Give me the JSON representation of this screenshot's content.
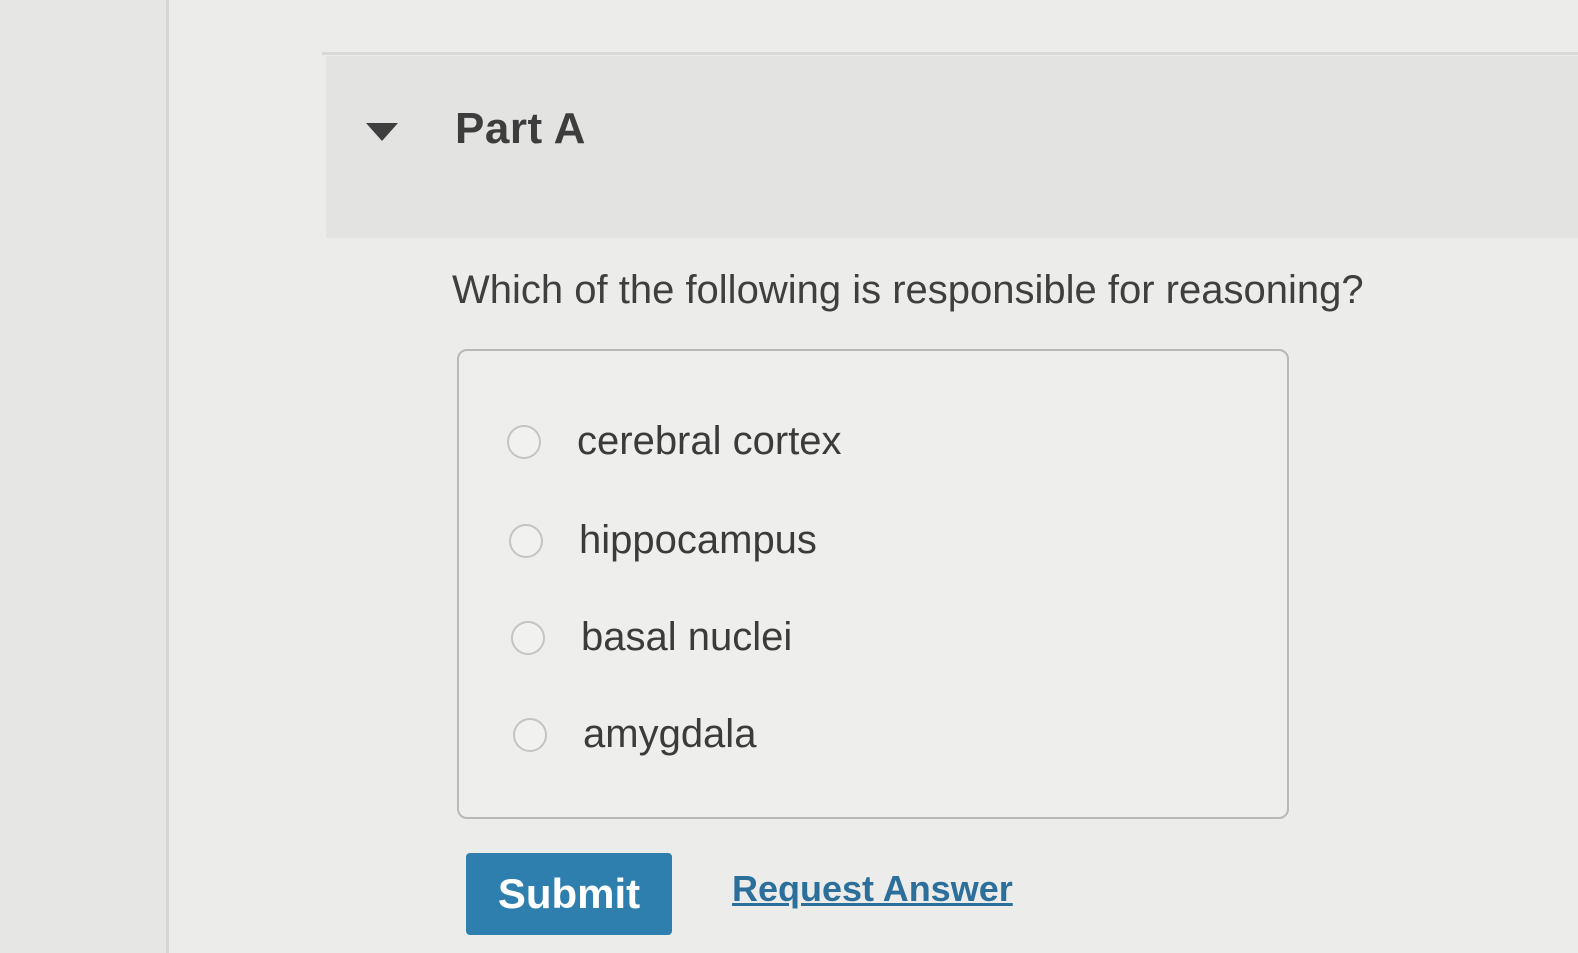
{
  "part": {
    "title": "Part A",
    "toggle_icon": "caret-down-icon"
  },
  "question": {
    "text": "Which of the following is responsible for reasoning?"
  },
  "options": [
    {
      "label": "cerebral cortex",
      "selected": false
    },
    {
      "label": "hippocampus",
      "selected": false
    },
    {
      "label": "basal nuclei",
      "selected": false
    },
    {
      "label": "amygdala",
      "selected": false
    }
  ],
  "actions": {
    "submit_label": "Submit",
    "request_answer_label": "Request Answer"
  },
  "colors": {
    "accent": "#2f7fae",
    "link": "#2b6f9a",
    "text": "#3a3a3a"
  }
}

Objective -
Working from the entries above, return all lines that contain "text".

Final result -
    "text": "Which of the following is responsible for reasoning?"
    "text": "#3a3a3a"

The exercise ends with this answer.